Begin DATA FOR PROCESSING

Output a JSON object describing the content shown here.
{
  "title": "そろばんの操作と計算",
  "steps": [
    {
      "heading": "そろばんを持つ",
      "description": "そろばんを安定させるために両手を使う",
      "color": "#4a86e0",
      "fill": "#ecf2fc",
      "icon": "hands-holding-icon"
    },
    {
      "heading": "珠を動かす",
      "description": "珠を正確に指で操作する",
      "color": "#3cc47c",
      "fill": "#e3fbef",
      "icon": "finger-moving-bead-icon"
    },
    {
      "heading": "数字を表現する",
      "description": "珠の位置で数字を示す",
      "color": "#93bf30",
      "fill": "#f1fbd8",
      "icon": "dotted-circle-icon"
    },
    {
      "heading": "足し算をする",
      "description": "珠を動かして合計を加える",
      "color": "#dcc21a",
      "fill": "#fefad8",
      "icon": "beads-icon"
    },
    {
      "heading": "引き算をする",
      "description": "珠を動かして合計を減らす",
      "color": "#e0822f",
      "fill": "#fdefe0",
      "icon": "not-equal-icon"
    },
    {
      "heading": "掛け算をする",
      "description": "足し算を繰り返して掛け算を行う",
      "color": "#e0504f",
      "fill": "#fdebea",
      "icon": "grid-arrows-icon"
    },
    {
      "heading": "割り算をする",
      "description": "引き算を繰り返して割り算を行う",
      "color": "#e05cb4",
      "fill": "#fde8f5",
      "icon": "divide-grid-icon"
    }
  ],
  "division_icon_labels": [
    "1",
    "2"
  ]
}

End DATA FOR PROCESSING
Begin DATA FOR PROCESSING

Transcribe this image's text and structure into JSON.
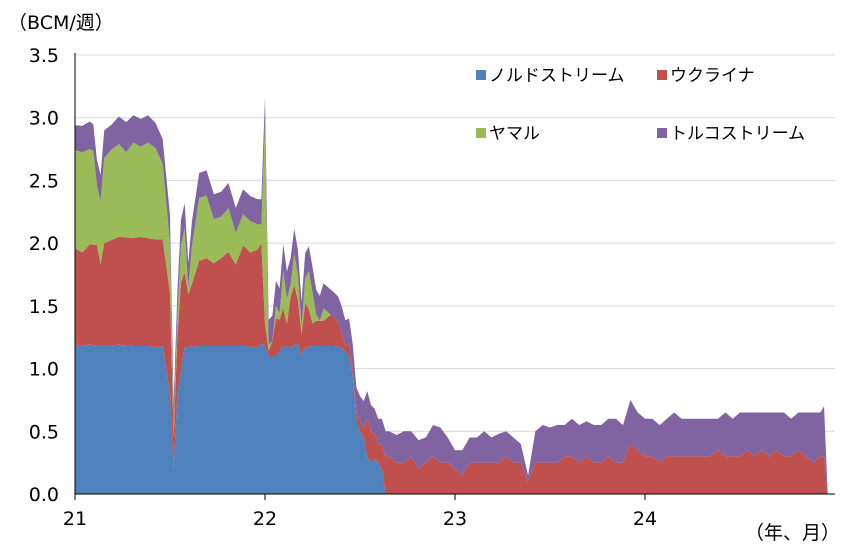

End DATA FOR PROCESSING
Begin DATA FOR PROCESSING

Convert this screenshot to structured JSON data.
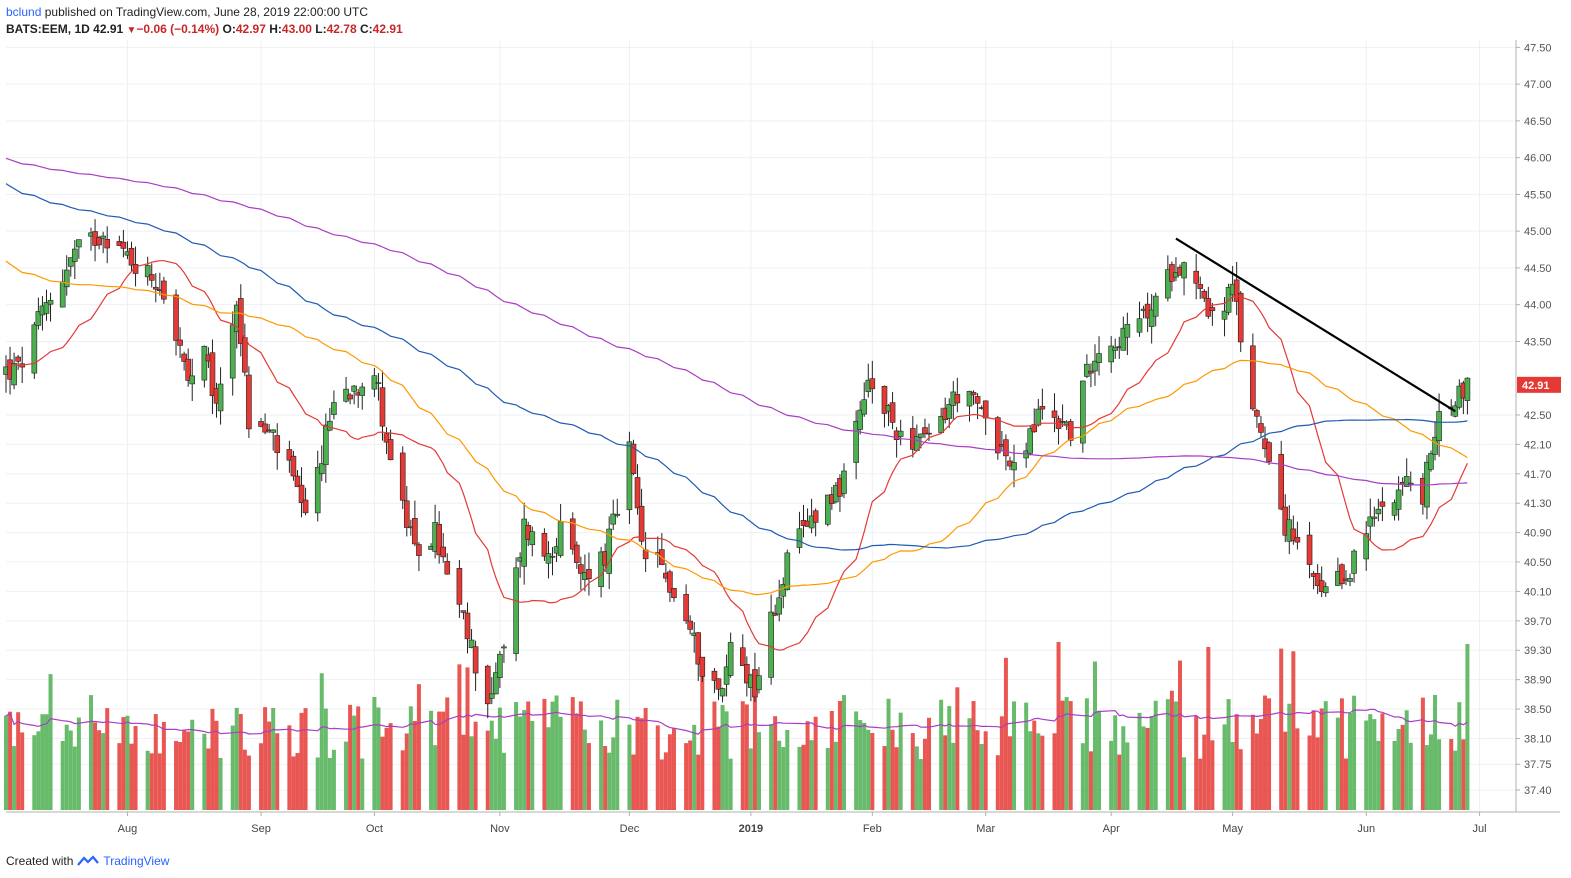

End DATA FOR PROCESSING

SET TASK: Look through the records and count each line that holds "this". Write only the total.

RESPONSE BELOW: 2